▶ What to produce
Type out every line below exactly as it reads.

▶ Data supplied

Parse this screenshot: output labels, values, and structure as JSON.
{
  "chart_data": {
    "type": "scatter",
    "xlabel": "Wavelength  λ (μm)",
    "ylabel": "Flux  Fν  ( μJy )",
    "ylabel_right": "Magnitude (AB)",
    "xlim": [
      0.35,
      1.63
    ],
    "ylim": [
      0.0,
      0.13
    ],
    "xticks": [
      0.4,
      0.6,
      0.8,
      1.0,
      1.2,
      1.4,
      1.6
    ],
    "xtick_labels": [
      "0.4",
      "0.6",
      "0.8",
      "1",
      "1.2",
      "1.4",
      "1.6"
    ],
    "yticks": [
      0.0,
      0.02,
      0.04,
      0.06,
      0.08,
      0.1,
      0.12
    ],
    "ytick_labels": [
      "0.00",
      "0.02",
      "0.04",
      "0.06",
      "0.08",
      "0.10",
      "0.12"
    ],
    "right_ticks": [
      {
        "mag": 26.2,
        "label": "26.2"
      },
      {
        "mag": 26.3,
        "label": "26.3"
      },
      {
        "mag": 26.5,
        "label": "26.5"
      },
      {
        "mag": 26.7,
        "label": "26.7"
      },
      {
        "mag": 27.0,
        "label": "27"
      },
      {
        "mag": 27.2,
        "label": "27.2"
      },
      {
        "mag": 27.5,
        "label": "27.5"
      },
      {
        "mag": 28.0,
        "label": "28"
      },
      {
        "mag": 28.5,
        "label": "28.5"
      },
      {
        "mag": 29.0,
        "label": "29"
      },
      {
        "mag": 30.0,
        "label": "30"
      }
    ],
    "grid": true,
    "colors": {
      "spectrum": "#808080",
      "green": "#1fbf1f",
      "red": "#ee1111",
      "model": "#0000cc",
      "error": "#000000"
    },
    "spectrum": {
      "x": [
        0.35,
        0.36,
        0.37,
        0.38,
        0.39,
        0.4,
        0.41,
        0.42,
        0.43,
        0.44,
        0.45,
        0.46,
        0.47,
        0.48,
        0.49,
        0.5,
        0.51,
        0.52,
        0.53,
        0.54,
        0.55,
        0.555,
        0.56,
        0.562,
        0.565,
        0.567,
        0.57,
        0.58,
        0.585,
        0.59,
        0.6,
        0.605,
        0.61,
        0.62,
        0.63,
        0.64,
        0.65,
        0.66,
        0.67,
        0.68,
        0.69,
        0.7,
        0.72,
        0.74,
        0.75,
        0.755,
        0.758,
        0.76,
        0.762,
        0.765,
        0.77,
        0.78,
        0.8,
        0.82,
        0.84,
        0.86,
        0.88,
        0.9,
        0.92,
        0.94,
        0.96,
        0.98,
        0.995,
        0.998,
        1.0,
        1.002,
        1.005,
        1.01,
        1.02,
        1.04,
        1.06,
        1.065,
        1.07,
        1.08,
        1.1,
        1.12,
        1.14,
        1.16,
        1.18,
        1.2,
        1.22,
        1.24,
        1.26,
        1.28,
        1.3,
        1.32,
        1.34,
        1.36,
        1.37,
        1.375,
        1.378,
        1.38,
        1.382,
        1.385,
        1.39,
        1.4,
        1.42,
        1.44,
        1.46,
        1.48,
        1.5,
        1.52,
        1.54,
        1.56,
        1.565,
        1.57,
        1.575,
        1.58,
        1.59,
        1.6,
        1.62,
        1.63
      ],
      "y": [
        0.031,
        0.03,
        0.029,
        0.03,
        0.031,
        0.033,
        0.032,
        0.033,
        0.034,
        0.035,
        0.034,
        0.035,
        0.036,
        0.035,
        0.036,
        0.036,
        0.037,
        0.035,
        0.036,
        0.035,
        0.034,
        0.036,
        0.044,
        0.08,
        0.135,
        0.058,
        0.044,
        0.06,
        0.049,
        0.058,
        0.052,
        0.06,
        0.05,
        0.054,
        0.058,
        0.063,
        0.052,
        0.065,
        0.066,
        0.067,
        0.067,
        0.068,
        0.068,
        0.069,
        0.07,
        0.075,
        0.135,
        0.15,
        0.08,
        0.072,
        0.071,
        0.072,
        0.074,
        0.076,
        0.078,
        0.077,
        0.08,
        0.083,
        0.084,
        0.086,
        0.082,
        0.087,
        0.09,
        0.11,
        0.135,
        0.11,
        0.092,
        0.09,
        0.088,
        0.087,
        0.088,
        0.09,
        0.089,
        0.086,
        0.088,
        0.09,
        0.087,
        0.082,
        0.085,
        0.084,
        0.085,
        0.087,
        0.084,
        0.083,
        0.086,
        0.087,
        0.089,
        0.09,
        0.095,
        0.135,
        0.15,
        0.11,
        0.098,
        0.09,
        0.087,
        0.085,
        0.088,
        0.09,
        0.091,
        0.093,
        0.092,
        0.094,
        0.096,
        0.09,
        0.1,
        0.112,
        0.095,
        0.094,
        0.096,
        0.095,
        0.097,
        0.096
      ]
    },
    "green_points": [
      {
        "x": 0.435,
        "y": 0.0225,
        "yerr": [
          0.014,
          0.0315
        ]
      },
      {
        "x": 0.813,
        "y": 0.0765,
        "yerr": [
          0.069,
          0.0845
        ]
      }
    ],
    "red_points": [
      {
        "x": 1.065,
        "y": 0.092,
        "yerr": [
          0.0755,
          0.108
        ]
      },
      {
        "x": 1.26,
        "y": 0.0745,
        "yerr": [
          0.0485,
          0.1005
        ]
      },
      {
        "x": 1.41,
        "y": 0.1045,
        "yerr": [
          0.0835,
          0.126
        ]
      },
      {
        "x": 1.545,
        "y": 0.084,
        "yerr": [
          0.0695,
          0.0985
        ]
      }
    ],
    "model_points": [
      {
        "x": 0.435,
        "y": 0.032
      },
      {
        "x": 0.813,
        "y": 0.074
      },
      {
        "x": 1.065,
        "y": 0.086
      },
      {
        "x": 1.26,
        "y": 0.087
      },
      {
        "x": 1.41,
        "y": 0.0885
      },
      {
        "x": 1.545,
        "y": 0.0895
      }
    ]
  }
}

▶ Complete response
Parse this screenshot: output labels, values, and structure as JSON.
{
  "chart_data": {
    "type": "scatter",
    "xlabel": "Wavelength  λ (μm)",
    "ylabel": "Flux  Fν  ( μJy )",
    "ylabel_right": "Magnitude (AB)",
    "xlim": [
      0.35,
      1.63
    ],
    "ylim": [
      0.0,
      0.13
    ],
    "xticks": [
      0.4,
      0.6,
      0.8,
      1.0,
      1.2,
      1.4,
      1.6
    ],
    "xtick_labels": [
      "0.4",
      "0.6",
      "0.8",
      "1",
      "1.2",
      "1.4",
      "1.6"
    ],
    "yticks": [
      0.0,
      0.02,
      0.04,
      0.06,
      0.08,
      0.1,
      0.12
    ],
    "ytick_labels": [
      "0.00",
      "0.02",
      "0.04",
      "0.06",
      "0.08",
      "0.10",
      "0.12"
    ],
    "right_ticks": [
      {
        "mag": 26.2,
        "label": "26.2"
      },
      {
        "mag": 26.3,
        "label": "26.3"
      },
      {
        "mag": 26.5,
        "label": "26.5"
      },
      {
        "mag": 26.7,
        "label": "26.7"
      },
      {
        "mag": 27.0,
        "label": "27"
      },
      {
        "mag": 27.2,
        "label": "27.2"
      },
      {
        "mag": 27.5,
        "label": "27.5"
      },
      {
        "mag": 28.0,
        "label": "28"
      },
      {
        "mag": 28.5,
        "label": "28.5"
      },
      {
        "mag": 29.0,
        "label": "29"
      },
      {
        "mag": 30.0,
        "label": "30"
      }
    ],
    "grid": true,
    "colors": {
      "spectrum": "#808080",
      "green": "#1fbf1f",
      "red": "#ee1111",
      "model": "#0000cc",
      "error": "#000000"
    },
    "spectrum": {
      "x": [
        0.35,
        0.36,
        0.37,
        0.38,
        0.39,
        0.4,
        0.41,
        0.42,
        0.43,
        0.44,
        0.45,
        0.46,
        0.47,
        0.48,
        0.49,
        0.5,
        0.51,
        0.52,
        0.53,
        0.54,
        0.55,
        0.555,
        0.56,
        0.562,
        0.565,
        0.567,
        0.57,
        0.58,
        0.585,
        0.59,
        0.6,
        0.605,
        0.61,
        0.62,
        0.63,
        0.64,
        0.65,
        0.66,
        0.67,
        0.68,
        0.69,
        0.7,
        0.72,
        0.74,
        0.75,
        0.755,
        0.758,
        0.76,
        0.762,
        0.765,
        0.77,
        0.78,
        0.8,
        0.82,
        0.84,
        0.86,
        0.88,
        0.9,
        0.92,
        0.94,
        0.96,
        0.98,
        0.995,
        0.998,
        1.0,
        1.002,
        1.005,
        1.01,
        1.02,
        1.04,
        1.06,
        1.065,
        1.07,
        1.08,
        1.1,
        1.12,
        1.14,
        1.16,
        1.18,
        1.2,
        1.22,
        1.24,
        1.26,
        1.28,
        1.3,
        1.32,
        1.34,
        1.36,
        1.37,
        1.375,
        1.378,
        1.38,
        1.382,
        1.385,
        1.39,
        1.4,
        1.42,
        1.44,
        1.46,
        1.48,
        1.5,
        1.52,
        1.54,
        1.56,
        1.565,
        1.57,
        1.575,
        1.58,
        1.59,
        1.6,
        1.62,
        1.63
      ],
      "y": [
        0.031,
        0.03,
        0.029,
        0.03,
        0.031,
        0.033,
        0.032,
        0.033,
        0.034,
        0.035,
        0.034,
        0.035,
        0.036,
        0.035,
        0.036,
        0.036,
        0.037,
        0.035,
        0.036,
        0.035,
        0.034,
        0.036,
        0.044,
        0.08,
        0.135,
        0.058,
        0.044,
        0.06,
        0.049,
        0.058,
        0.052,
        0.06,
        0.05,
        0.054,
        0.058,
        0.063,
        0.052,
        0.065,
        0.066,
        0.067,
        0.067,
        0.068,
        0.068,
        0.069,
        0.07,
        0.075,
        0.135,
        0.15,
        0.08,
        0.072,
        0.071,
        0.072,
        0.074,
        0.076,
        0.078,
        0.077,
        0.08,
        0.083,
        0.084,
        0.086,
        0.082,
        0.087,
        0.09,
        0.11,
        0.135,
        0.11,
        0.092,
        0.09,
        0.088,
        0.087,
        0.088,
        0.09,
        0.089,
        0.086,
        0.088,
        0.09,
        0.087,
        0.082,
        0.085,
        0.084,
        0.085,
        0.087,
        0.084,
        0.083,
        0.086,
        0.087,
        0.089,
        0.09,
        0.095,
        0.135,
        0.15,
        0.11,
        0.098,
        0.09,
        0.087,
        0.085,
        0.088,
        0.09,
        0.091,
        0.093,
        0.092,
        0.094,
        0.096,
        0.09,
        0.1,
        0.112,
        0.095,
        0.094,
        0.096,
        0.095,
        0.097,
        0.096
      ]
    },
    "green_points": [
      {
        "x": 0.435,
        "y": 0.0225,
        "yerr": [
          0.014,
          0.0315
        ]
      },
      {
        "x": 0.813,
        "y": 0.0765,
        "yerr": [
          0.069,
          0.0845
        ]
      }
    ],
    "red_points": [
      {
        "x": 1.065,
        "y": 0.092,
        "yerr": [
          0.0755,
          0.108
        ]
      },
      {
        "x": 1.26,
        "y": 0.0745,
        "yerr": [
          0.0485,
          0.1005
        ]
      },
      {
        "x": 1.41,
        "y": 0.1045,
        "yerr": [
          0.0835,
          0.126
        ]
      },
      {
        "x": 1.545,
        "y": 0.084,
        "yerr": [
          0.0695,
          0.0985
        ]
      }
    ],
    "model_points": [
      {
        "x": 0.435,
        "y": 0.032
      },
      {
        "x": 0.813,
        "y": 0.074
      },
      {
        "x": 1.065,
        "y": 0.086
      },
      {
        "x": 1.26,
        "y": 0.087
      },
      {
        "x": 1.41,
        "y": 0.0885
      },
      {
        "x": 1.545,
        "y": 0.0895
      }
    ]
  }
}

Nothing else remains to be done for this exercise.